§ Texto para leitura:
UNIVERSOS DE VIVÊNCIA

Este texto foi originalmente publicado na revista .txt. A charge é de autoria do estudante de jornalismo Rafael Balbueno.

 

 

Em 1972, estudantes de todo o país organizaram a Federação dos Estudantes de Agronomia do Brasil, a FEAB. Em plena ascensão da Revolução Verde, quando a agricultura se tornou uma atividade extensiva e altamente tecnológica, começou-se a discutir que tipo de desenvolvimento se almejava com a formação voltada ao mercado que as universidades brasileiras tinham importado das estadunidenses. Num país como o Brasil, em que 1% dos proprietários detêm metade das terras, os membros da FEAB queriam se distanciar dos laboratórios, das técnicas de plantio e das grandes colheitas para se aproximar da realidade da maioria  dos agricultores brasileiros.

Desse contexto, em 1989, surgiram os Estágios de Vivência. A frase que os resume vem na conclusão do libreto que a FEAB fez em 2005 para explicar o projeto, pelo qual é responsável: “como tornar a universidade um instrumento de construção de conhecimento que beneficie o conjunto da sociedade?”. O mote é analisar para quê, ou melhor, para quem serve o conhecimento adquirido no decorrer de anos na universidade.

Os EVs eram períodos de tempo que estudantes das ciências rurais passavam com famílias de agricultores vinculados aos Movimentos Sociais Populares a apreender dessa convivência a realidade social, econômica e cultural de produtores que, em grande parte, trabalhavam para sobreviver, contrapondo-se aos grandes latifúndios que ainda dominam o Brasil. O primeiro EV oficial aconteceu em 1989, em Dourados, no Mato Grosso do Sul. Antes desse, várias experiências aleatórias já tinham sido feitas, mas sem alinhamento nacional, como passou a existir no final da década de oitenta.

§ Enunciado da tarefa: Reproduza na íntegra e sem nenhuma alteração o texto acima sobre os Estágios de Vivência.

§ Linhas de dados:

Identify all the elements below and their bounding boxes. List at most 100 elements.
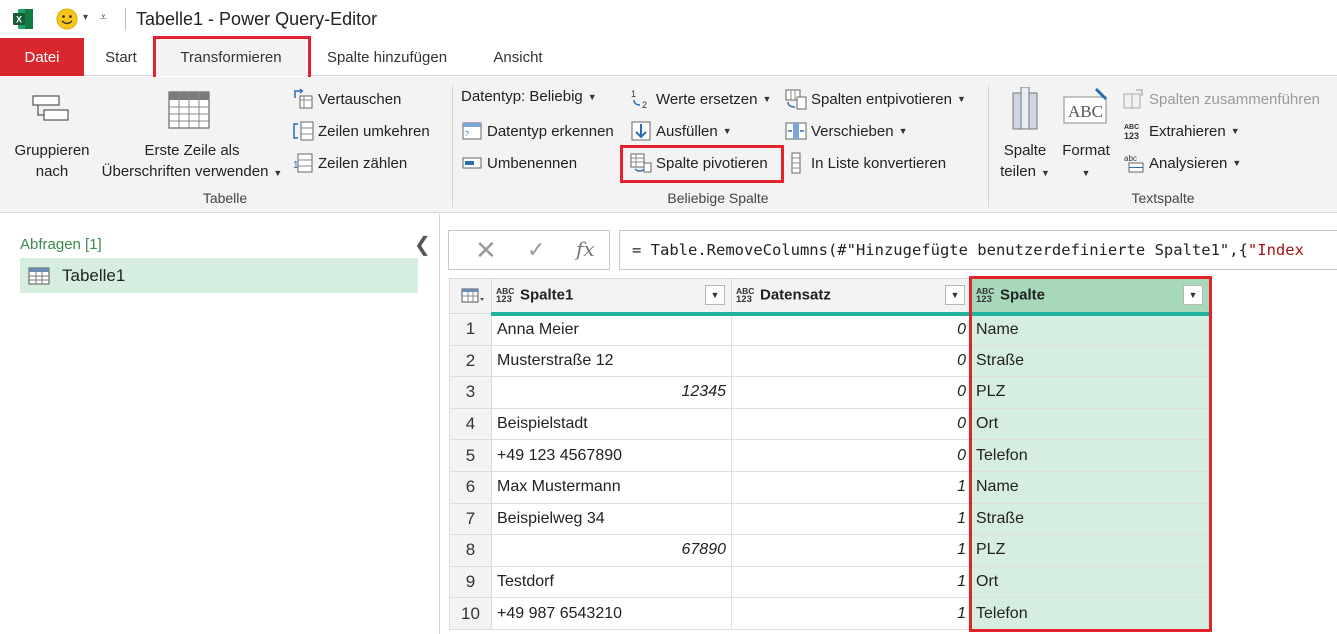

§ Resolução da tarefa:
UNIVERSOS DE VIVÊNCIA

Este texto foi originalmente publicado na revista .txt. A charge é de autoria do estudante de jornalismo Rafael Balbueno.

 

 

Em 1972, estudantes de todo o país organizaram a Federação dos Estudantes de Agronomia do Brasil, a FEAB. Em plena ascensão da Revolução Verde, quando a agricultura se tornou uma atividade extensiva e altamente tecnológica, começou-se a discutir que tipo de desenvolvimento se almejava com a formação voltada ao mercado que as universidades brasileiras tinham importado das estadunidenses. Num país como o Brasil, em que 1% dos proprietários detêm metade das terras, os membros da FEAB queriam se distanciar dos laboratórios, das técnicas de plantio e das grandes colheitas para se aproximar da realidade da maioria  dos agricultores brasileiros.

Desse contexto, em 1989, surgiram os Estágios de Vivência. A frase que os resume vem na conclusão do libreto que a FEAB fez em 2005 para explicar o projeto, pelo qual é responsável: “como tornar a universidade um instrumento de construção de conhecimento que beneficie o conjunto da sociedade?”. O mote é analisar para quê, ou melhor, para quem serve o conhecimento adquirido no decorrer de anos na universidade.

Os EVs eram períodos de tempo que estudantes das ciências rurais passavam com famílias de agricultores vinculados aos Movimentos Sociais Populares a apreender dessa convivência a realidade social, econômica e cultural de produtores que, em grande parte, trabalhavam para sobreviver, contrapondo-se aos grandes latifúndios que ainda dominam o Brasil. O primeiro EV oficial aconteceu em 1989, em Dourados, no Mato Grosso do Sul. Antes desse, várias experiências aleatórias já tinham sido feitas, mas sem alinhamento nacional, como passou a existir no final da década de oitenta.